Record set:
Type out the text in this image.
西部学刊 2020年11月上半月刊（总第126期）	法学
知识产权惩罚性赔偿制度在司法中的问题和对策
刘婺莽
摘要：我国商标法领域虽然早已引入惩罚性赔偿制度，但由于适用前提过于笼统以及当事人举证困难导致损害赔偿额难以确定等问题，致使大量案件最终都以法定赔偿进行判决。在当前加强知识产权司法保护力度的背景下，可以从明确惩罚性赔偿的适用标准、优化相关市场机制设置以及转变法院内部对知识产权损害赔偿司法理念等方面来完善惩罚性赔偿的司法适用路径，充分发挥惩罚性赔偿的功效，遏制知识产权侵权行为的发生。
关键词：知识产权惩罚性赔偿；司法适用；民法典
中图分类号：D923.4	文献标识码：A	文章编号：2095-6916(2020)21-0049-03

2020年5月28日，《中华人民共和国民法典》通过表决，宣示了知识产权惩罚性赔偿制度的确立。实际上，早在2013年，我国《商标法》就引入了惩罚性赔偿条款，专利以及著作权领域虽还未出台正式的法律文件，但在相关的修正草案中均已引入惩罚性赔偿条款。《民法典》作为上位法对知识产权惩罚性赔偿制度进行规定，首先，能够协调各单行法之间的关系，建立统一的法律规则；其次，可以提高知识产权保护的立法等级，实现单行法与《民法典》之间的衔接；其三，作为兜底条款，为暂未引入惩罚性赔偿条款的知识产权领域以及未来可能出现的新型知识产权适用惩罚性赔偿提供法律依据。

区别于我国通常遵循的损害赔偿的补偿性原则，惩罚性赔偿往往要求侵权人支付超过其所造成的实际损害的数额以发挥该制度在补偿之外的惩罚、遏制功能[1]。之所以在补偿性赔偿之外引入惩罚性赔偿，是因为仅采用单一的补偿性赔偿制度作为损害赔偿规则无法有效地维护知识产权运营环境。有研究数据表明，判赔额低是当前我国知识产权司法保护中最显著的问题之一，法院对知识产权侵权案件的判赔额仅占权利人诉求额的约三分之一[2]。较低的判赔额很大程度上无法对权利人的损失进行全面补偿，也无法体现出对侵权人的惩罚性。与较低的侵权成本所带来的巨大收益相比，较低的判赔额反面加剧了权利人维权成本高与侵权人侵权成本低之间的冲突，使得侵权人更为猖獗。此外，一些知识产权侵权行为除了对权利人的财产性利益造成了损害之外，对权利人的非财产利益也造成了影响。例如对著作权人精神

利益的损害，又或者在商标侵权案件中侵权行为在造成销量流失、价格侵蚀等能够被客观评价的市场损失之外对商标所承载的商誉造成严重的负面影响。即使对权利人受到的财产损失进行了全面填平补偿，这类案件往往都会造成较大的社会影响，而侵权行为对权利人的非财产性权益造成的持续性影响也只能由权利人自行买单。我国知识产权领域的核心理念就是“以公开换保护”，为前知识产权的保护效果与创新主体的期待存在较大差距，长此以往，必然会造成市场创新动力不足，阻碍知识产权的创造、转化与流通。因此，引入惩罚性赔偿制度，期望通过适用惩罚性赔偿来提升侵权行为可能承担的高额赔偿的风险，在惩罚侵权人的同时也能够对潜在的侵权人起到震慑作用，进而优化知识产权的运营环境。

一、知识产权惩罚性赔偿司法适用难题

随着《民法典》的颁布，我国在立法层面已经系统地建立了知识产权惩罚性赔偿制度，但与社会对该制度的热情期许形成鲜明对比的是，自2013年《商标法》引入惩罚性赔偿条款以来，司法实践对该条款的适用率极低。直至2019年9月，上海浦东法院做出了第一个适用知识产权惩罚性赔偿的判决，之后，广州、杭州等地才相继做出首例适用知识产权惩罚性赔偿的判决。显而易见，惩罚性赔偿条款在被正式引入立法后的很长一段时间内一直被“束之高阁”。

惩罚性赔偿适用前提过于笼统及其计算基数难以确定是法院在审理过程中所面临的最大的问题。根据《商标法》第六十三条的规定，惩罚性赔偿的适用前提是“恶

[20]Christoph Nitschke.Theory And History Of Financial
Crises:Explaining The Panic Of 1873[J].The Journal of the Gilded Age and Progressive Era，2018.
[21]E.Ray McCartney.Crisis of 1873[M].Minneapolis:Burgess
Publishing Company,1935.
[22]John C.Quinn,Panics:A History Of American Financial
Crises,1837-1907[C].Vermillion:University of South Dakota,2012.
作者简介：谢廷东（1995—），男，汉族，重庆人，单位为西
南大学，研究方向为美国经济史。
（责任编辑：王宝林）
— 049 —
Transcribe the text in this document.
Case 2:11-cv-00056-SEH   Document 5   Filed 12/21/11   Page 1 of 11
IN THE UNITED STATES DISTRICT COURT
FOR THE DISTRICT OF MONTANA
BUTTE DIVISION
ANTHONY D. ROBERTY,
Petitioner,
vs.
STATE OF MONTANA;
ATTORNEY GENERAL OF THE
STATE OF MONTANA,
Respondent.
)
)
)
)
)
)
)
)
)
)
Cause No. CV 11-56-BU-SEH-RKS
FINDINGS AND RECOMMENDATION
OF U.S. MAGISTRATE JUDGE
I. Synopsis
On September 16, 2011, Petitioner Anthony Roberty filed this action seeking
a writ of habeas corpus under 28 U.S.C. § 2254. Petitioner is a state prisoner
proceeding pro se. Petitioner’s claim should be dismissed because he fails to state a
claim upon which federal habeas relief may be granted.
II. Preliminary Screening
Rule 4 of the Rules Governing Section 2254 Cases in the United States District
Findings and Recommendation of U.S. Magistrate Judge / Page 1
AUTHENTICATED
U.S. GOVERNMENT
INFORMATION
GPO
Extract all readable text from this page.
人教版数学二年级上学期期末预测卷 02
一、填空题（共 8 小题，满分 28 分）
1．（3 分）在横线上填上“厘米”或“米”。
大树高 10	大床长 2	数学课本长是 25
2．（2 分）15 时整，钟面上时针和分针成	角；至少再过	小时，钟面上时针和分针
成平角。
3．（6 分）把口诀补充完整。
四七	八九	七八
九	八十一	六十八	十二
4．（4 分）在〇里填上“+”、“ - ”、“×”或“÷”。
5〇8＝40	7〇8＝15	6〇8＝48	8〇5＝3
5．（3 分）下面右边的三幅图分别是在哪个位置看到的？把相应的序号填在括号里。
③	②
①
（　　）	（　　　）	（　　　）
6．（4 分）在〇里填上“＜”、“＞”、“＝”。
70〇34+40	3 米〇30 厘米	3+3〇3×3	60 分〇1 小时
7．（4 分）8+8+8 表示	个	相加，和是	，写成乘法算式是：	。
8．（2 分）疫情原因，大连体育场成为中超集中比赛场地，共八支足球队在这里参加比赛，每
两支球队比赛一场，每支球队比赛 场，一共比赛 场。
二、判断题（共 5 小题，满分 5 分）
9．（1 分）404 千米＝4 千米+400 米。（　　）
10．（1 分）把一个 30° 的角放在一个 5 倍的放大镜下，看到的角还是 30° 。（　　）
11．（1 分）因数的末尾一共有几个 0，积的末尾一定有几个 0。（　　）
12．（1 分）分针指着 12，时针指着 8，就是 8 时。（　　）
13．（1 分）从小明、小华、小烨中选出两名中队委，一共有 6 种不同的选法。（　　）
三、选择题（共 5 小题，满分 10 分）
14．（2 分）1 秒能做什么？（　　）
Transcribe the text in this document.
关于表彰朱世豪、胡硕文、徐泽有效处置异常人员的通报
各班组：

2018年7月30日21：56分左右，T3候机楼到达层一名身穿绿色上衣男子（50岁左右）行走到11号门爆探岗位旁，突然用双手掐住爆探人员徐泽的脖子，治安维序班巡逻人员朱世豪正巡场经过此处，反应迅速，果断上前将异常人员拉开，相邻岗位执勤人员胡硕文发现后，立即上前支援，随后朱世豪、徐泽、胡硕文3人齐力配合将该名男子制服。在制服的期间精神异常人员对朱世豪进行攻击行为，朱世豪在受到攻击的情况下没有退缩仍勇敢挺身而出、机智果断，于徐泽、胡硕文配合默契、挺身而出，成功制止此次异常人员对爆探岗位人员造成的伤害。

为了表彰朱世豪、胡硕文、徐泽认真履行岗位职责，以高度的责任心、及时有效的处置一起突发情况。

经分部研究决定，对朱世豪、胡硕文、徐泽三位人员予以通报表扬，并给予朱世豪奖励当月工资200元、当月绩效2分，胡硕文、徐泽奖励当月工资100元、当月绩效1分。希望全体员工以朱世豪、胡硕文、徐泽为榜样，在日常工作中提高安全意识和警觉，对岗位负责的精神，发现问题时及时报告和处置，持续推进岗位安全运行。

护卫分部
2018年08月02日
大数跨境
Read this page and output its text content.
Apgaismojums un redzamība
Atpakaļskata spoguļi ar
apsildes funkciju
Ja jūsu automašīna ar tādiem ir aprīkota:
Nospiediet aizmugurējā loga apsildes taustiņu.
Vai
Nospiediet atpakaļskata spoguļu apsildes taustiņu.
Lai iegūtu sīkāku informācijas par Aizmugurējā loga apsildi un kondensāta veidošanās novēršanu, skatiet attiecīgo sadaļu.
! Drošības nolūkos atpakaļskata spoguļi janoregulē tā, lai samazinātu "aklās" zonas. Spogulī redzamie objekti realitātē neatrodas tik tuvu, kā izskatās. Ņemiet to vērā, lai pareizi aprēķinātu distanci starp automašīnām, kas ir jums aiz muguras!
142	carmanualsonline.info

Given exercise:
Give back exactly the lines that run from the line with "Read this page and output its text content." through the close of the material, counting both ends, and nothing more.

Solution to the exercise:
Read this page and output its text content.
Apgaismojums un redzamība
Atpakaļskata spoguļi ar
apsildes funkciju
Ja jūsu automašīna ar tādiem ir aprīkota:
Nospiediet aizmugurējā loga apsildes taustiņu.
Vai
Nospiediet atpakaļskata spoguļu apsildes taustiņu.
Lai iegūtu sīkāku informācijas par Aizmugurējā loga apsildi un kondensāta veidošanās novēršanu, skatiet attiecīgo sadaļu.
! Drošības nolūkos atpakaļskata spoguļi janoregulē tā, lai samazinātu "aklās" zonas. Spogulī redzamie objekti realitātē neatrodas tik tuvu, kā izskatās. Ņemiet to vērā, lai pareizi aprēķinātu distanci starp automašīnām, kas ir jums aiz muguras!
142	carmanualsonline.info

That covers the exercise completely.